═══ Stored records ═══

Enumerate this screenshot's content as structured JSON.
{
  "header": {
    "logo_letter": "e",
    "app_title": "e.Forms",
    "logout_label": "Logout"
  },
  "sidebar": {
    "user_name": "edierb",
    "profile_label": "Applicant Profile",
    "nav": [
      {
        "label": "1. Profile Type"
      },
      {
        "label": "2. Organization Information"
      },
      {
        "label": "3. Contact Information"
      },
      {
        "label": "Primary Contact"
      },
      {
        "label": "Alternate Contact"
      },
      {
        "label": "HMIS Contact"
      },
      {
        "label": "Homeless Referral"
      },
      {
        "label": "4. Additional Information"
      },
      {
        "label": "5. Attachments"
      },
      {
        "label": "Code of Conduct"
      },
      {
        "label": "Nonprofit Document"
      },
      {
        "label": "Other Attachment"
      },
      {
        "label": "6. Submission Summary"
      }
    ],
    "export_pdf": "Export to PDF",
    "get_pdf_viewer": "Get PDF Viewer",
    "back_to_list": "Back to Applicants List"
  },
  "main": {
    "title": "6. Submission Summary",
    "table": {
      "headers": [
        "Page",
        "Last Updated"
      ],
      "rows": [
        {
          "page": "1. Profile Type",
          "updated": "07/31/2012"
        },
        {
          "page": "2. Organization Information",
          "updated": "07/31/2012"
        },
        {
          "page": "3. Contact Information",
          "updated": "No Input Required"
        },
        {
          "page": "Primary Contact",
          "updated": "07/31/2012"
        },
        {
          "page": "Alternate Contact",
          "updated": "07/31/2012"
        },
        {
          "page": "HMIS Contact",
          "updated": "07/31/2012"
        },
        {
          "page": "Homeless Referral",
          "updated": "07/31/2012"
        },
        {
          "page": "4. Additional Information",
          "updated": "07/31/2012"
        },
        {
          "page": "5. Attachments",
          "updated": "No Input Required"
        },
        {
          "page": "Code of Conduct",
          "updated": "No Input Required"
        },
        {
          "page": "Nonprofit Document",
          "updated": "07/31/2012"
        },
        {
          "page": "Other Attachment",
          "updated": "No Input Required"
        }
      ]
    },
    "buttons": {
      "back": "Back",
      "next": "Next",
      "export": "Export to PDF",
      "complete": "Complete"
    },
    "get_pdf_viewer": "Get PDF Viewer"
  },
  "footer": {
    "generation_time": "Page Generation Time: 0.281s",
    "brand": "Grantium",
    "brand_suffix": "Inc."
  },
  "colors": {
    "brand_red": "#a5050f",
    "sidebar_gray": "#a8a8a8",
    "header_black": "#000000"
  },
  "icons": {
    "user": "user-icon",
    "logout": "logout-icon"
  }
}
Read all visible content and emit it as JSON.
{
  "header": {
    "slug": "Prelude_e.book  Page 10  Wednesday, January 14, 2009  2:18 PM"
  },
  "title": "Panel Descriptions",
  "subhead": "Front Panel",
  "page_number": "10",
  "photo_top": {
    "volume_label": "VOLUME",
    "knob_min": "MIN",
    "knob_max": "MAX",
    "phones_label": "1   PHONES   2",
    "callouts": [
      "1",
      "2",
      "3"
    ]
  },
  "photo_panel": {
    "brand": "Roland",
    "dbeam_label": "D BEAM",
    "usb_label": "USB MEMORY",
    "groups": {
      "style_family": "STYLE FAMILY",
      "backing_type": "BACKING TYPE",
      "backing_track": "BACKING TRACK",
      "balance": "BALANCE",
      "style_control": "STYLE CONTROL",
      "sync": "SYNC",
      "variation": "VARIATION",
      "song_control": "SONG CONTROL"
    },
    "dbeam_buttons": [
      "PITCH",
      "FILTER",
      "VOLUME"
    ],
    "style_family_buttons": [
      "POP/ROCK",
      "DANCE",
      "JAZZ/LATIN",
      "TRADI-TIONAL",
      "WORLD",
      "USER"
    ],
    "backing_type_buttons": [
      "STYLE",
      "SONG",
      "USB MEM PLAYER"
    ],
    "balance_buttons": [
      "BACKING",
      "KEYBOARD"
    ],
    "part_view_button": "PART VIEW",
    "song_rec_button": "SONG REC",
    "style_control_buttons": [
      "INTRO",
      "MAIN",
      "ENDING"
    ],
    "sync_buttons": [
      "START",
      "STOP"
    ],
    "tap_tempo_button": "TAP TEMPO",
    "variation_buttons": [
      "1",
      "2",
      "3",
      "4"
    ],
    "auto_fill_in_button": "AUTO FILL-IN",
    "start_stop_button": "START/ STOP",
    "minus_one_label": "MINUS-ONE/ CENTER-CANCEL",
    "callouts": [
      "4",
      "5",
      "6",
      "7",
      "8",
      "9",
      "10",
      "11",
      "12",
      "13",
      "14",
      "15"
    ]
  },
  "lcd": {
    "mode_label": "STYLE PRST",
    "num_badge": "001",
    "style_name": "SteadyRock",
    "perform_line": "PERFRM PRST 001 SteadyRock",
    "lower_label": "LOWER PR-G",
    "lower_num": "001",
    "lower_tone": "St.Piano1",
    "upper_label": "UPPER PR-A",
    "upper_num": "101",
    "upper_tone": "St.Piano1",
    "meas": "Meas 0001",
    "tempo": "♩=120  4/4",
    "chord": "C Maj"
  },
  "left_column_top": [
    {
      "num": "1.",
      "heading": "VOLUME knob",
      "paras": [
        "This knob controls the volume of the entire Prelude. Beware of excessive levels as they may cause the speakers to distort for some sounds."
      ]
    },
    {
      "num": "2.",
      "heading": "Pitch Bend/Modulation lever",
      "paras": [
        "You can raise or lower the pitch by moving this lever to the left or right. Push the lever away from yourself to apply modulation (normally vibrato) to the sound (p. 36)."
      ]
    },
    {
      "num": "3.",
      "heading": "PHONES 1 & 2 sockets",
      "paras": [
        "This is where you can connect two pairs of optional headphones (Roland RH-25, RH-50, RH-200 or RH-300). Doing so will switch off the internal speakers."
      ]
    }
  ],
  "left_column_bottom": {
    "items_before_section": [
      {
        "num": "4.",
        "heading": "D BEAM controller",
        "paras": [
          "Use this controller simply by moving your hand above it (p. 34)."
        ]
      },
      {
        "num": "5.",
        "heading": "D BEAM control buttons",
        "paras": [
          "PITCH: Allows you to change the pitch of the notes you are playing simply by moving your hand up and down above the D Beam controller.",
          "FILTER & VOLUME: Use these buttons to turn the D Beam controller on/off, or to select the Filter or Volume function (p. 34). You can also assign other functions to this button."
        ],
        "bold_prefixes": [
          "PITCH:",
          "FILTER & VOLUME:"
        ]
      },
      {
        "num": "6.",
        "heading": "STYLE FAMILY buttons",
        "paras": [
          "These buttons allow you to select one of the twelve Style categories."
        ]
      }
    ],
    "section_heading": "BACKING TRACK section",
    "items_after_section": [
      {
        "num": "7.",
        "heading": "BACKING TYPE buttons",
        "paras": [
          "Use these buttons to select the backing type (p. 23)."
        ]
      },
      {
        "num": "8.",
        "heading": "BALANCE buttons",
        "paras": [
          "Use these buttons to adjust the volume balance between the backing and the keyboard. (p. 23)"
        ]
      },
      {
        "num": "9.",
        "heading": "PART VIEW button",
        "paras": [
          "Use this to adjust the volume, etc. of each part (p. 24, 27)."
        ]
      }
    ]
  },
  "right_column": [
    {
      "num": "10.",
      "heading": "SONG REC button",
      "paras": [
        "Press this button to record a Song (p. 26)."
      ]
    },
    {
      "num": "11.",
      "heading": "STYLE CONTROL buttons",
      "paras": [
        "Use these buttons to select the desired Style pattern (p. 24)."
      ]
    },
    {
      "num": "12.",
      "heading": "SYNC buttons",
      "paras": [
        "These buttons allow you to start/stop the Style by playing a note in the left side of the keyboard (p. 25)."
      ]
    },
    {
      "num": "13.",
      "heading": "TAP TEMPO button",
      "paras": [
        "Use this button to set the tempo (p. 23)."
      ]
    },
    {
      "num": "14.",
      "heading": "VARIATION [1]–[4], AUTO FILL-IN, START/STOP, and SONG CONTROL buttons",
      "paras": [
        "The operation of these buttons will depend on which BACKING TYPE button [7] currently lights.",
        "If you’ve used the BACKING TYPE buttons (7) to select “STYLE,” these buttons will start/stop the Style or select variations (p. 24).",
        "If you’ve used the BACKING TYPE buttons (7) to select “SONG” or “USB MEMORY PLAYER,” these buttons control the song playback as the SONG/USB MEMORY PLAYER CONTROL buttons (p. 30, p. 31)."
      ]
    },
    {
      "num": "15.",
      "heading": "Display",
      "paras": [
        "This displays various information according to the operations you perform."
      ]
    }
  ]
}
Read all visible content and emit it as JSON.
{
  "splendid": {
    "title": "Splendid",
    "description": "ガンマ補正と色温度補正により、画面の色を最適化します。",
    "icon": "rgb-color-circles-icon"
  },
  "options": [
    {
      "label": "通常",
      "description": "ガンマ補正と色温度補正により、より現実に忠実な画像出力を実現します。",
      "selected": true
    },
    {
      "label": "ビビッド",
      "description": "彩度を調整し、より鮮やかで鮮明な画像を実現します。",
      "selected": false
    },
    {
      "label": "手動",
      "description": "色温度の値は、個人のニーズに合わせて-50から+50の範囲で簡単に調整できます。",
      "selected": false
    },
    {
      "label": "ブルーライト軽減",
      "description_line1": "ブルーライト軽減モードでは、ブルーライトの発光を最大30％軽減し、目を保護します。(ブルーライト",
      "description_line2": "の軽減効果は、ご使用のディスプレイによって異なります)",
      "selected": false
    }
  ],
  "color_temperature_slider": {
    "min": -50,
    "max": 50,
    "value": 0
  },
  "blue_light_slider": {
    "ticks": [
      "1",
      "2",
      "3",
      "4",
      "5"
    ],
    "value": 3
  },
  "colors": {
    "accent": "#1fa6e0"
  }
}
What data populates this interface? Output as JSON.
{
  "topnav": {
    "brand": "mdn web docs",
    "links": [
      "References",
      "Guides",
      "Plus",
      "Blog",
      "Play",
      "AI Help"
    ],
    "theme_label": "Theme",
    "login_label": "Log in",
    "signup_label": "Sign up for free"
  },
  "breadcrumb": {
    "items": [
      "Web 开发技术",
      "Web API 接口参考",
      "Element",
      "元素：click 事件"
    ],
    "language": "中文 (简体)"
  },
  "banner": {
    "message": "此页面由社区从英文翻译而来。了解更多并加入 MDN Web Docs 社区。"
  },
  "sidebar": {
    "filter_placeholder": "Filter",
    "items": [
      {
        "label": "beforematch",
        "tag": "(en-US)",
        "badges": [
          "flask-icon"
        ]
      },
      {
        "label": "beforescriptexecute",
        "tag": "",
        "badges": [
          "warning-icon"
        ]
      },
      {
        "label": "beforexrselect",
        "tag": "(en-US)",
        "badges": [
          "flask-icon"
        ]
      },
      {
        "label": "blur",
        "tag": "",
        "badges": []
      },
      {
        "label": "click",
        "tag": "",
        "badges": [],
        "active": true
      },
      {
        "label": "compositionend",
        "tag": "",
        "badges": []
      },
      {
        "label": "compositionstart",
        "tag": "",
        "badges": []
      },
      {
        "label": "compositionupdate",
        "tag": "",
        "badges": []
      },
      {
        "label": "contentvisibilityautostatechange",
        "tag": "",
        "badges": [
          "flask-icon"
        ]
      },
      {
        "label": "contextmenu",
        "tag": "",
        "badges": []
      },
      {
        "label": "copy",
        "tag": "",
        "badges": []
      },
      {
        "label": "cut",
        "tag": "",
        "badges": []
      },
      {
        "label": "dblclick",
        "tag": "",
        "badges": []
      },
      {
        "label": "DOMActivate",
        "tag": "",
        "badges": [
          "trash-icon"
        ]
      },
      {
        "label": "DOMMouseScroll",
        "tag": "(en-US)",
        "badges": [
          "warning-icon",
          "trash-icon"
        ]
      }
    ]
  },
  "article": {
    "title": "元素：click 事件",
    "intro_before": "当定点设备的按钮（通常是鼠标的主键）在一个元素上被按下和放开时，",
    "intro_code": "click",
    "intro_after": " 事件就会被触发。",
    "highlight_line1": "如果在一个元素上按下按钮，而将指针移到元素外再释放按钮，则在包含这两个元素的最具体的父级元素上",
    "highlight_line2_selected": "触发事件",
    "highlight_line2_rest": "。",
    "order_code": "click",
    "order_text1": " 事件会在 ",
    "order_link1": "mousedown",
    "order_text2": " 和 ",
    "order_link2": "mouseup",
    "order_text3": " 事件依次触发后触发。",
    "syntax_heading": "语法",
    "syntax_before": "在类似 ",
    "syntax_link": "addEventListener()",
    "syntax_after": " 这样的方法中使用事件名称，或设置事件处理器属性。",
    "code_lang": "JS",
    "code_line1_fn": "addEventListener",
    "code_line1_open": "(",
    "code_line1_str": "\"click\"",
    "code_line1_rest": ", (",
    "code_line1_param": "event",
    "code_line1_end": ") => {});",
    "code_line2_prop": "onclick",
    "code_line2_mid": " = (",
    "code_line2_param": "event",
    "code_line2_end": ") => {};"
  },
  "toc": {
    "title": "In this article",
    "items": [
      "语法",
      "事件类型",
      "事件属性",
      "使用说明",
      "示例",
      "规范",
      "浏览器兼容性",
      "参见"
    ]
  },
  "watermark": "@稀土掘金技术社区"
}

═══

- **Direction**
Read the data above and pull out each line that holds the string "simply".

- **Written reply**
          "Use this controller simply by moving your hand above it (p. 34)."
          "PITCH: Allows you to change the pitch of the notes you are playing simply by moving your hand up and down above the D Beam controller.",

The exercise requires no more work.